*Extrait du document*

Jeudi 9 juillet 2026
Évangile selon saint Matthieu 10, 7-15
En ce temps-là, Jésus disait à ses Apôtres : « Sur votre route, proclamez que le royaume des Cieux est tout proche. Guérissez les malades, ressuscitez les morts, purifiez les lépreux, expulsez les démons. Vous avez reçu gratuitement : donnez gratuitement. Ne vous procurez ni or ni argent, ni monnaie de cuivre à mettre dans vos ceintures, ni sac pour la route, ni tunique de rechange, ni sandales, ni bâton. L’ouvrier, en effet, mérite sa nourriture.
Dans chaque ville ou village où vous entrerez, informez-vous pour savoir qui est digne de vous accueillir, et restez là jusqu’à votre départ. En entrant dans la maison, saluez ceux qui l’habitent. Si cette maison en est digne, que votre paix vienne sur elle. Si elle n’en est pas digne, que votre paix retourne vers vous. Si l’on ne vous accueille pas et si l’on n’écoute pas vos paroles, sortez de cette maison ou de cette ville, et secouez la poussière de vos pieds. Amen, je vous le dis : au jour du Jugement, le pays de Sodome et de Gomorrhe sera traité moins sévèrement que cette ville. »
Prière
Seigneur, je crois fermement en toi. Je crois que tu es présent ici, à côté de moi, au moment où je me mets en ta présence. J’espère en toi. J’espère en ta vie éternelle. J’ai confiance que tu vas me guider aujourd’hui vers cette vie éternelle. Ô Seigneur, je t’aime par-dessus toute chose. Plus que moi-même. Mais augmente en moi cet amour. Donne-moi de n’aimer que toi, et d’aimer tes créatures parce que toi tu les aimes.
Demande
Seigneur, fais de moi un apôtre !
Réflexion
- « (…) le Royaume des cieux est tout proche. »
Pour de nombreux Juifs du temps de Jésus, Dieu apparaissait comme lointain, inaccessible, entouré de prescriptions et réservé au Temple. On craignait sa sainteté plus que l’on ne goûtait sa proximité. Or Jésus envoie ses apôtres annoncer une nouvelle bouleversante : Dieu s’est approché des hommes. Il vient visiter les malades, relever les pécheurs, toucher les lépreux et libérer les cœurs.

*Les données*

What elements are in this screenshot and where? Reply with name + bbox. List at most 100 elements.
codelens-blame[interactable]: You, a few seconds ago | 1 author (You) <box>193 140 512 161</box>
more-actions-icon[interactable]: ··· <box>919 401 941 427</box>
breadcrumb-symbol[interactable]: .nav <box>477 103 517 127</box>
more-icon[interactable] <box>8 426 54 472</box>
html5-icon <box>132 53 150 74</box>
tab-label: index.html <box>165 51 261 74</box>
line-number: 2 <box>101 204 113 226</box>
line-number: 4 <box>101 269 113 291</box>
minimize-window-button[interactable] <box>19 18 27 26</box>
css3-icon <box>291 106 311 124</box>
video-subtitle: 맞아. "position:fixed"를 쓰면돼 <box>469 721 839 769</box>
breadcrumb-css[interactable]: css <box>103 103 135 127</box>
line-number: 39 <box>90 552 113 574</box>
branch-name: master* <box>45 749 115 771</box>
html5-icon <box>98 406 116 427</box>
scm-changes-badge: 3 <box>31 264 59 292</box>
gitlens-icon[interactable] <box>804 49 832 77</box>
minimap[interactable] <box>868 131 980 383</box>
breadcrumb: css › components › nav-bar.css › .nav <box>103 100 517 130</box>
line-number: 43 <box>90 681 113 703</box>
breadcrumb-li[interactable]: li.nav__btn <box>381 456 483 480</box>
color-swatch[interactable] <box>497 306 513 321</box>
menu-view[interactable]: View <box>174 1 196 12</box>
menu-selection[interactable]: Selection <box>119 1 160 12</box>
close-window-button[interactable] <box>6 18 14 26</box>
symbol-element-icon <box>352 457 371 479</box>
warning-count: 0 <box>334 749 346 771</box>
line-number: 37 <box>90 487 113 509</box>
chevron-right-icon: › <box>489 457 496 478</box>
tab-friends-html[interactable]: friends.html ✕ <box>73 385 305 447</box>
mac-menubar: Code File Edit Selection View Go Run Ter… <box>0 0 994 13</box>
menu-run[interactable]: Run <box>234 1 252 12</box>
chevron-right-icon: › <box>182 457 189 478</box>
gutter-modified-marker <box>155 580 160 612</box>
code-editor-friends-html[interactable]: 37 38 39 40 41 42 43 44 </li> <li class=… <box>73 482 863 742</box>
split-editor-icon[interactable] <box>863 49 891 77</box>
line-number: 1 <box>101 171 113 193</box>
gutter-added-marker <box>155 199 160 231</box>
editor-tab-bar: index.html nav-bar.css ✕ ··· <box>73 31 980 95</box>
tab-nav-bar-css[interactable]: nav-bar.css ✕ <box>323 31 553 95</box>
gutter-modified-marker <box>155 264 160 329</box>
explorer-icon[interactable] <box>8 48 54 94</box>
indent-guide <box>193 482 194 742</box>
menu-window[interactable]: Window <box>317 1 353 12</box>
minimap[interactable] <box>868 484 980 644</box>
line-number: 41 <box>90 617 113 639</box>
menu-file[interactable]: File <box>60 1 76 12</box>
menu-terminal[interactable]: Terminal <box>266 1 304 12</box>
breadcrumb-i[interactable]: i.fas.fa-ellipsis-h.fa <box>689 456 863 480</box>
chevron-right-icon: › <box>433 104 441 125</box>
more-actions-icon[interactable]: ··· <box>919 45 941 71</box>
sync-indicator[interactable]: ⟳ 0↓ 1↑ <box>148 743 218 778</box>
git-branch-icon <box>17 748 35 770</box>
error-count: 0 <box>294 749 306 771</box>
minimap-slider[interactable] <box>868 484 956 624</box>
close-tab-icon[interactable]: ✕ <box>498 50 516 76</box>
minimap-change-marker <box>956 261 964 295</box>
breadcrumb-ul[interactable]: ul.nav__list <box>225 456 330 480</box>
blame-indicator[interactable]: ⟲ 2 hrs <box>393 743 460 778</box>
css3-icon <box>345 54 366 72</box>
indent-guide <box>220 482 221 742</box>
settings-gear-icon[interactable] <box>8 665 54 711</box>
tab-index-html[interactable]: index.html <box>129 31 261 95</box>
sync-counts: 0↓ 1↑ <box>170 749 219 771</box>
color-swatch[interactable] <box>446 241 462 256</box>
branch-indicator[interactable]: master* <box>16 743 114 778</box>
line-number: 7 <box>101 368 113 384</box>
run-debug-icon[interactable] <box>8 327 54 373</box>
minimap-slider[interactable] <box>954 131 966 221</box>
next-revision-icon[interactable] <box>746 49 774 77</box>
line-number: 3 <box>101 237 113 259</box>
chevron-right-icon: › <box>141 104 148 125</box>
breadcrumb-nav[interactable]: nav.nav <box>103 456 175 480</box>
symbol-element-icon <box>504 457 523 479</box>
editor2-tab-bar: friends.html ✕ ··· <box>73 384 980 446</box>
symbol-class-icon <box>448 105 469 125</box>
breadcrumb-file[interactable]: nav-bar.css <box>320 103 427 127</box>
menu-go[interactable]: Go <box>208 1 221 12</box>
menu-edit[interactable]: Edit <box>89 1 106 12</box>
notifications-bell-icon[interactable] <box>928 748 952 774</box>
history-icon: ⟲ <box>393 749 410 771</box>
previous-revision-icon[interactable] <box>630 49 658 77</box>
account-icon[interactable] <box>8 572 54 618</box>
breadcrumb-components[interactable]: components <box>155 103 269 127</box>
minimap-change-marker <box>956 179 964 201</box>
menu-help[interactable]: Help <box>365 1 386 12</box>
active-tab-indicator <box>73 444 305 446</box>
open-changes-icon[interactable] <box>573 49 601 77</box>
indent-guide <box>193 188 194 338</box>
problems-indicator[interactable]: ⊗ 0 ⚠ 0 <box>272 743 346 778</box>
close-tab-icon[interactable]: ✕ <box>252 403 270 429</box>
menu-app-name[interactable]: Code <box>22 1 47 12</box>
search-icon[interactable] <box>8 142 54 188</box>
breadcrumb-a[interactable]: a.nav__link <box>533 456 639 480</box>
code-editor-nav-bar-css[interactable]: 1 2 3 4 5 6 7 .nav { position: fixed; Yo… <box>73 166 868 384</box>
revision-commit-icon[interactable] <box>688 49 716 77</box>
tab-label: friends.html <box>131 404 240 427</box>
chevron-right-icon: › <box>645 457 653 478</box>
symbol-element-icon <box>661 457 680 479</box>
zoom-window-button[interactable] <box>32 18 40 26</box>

*Énoncé de la tâche*
Reproduisez sans rien changer toute la partie de la méditation sur l'Évangile de Matthieu qui va de « Jeudi 9 juillet » jusqu'à « mérite sa nourriture. ».

*Résultat de l'exercice*
Jeudi 9 juillet 2026
Évangile selon saint Matthieu 10, 7-15
En ce temps-là, Jésus disait à ses Apôtres : « Sur votre route, proclamez que le royaume des Cieux est tout proche. Guérissez les malades, ressuscitez les morts, purifiez les lépreux, expulsez les démons. Vous avez reçu gratuitement : donnez gratuitement. Ne vous procurez ni or ni argent, ni monnaie de cuivre à mettre dans vos ceintures, ni sac pour la route, ni tunique de rechange, ni sandales, ni bâton. L’ouvrier, en effet, mérite sa nourriture.